** Begin DATA SHOWN **

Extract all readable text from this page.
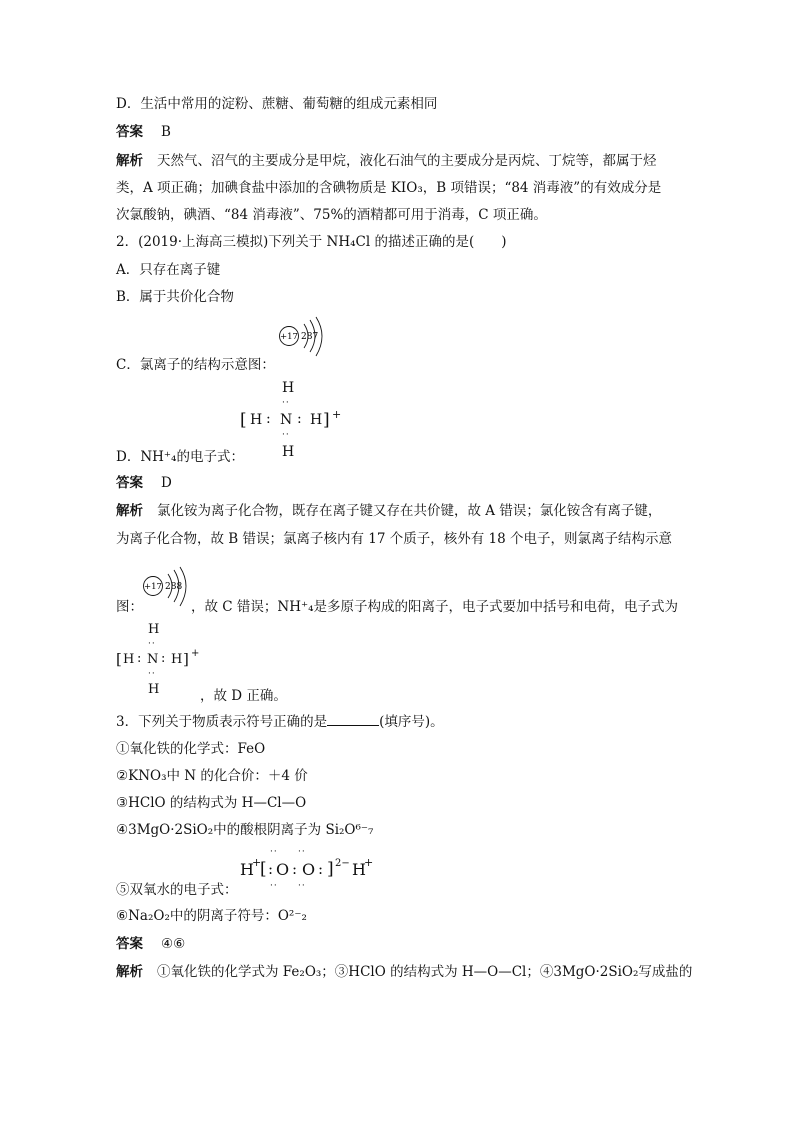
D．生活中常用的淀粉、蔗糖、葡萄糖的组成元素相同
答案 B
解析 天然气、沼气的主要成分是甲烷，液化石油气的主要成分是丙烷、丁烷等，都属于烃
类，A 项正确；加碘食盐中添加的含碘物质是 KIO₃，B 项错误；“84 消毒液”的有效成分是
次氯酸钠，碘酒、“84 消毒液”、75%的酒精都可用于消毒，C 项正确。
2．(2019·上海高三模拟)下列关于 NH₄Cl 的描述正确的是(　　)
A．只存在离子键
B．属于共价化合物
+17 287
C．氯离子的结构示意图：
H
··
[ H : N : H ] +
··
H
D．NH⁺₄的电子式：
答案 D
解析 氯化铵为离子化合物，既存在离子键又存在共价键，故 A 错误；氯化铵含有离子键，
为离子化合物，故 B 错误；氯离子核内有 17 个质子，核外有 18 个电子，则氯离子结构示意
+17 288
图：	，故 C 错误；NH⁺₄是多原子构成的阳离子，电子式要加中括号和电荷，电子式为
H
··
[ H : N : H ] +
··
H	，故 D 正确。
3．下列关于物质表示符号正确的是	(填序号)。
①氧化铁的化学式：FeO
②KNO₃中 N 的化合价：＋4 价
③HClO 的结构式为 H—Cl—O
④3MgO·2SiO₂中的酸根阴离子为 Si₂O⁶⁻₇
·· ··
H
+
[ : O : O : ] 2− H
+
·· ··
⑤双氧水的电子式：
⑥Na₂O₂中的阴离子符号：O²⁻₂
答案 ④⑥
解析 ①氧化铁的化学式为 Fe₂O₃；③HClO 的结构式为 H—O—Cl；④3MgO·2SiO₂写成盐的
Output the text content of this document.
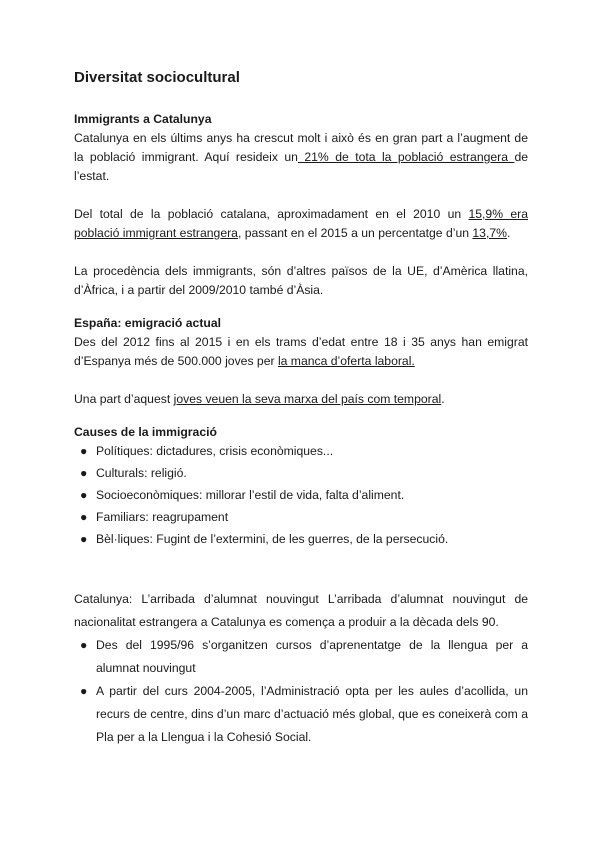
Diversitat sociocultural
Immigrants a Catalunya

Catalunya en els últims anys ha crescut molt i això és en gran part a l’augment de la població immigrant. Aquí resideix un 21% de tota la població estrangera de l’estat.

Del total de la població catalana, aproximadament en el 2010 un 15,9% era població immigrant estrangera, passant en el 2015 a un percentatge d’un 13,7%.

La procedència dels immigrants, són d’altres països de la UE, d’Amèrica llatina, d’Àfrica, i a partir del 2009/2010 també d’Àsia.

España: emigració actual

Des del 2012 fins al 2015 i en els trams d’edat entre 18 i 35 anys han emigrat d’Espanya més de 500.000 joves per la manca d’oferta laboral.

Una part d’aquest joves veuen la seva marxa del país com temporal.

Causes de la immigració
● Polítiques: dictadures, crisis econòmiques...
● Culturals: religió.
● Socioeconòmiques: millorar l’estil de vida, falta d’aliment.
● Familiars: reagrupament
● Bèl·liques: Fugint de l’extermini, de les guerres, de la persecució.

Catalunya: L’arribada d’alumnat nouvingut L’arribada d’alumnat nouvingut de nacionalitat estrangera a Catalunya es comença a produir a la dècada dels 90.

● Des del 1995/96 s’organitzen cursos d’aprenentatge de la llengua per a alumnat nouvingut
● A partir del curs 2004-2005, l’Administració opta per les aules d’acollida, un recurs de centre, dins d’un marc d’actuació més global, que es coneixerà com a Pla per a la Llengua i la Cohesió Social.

** End DATA SHOWN **

(WORK TO DO): Scan the material above for the string "nouvingut" and return the lines that hold it.

(ANSWER TO THE EXERCISE):
Catalunya: L’arribada d’alumnat nouvingut L’arribada d’alumnat nouvingut de nacionalitat estrangera a Catalunya es comença a produir a la dècada dels 90.
● Des del 1995/96 s’organitzen cursos d’aprenentatge de la llengua per a alumnat nouvingut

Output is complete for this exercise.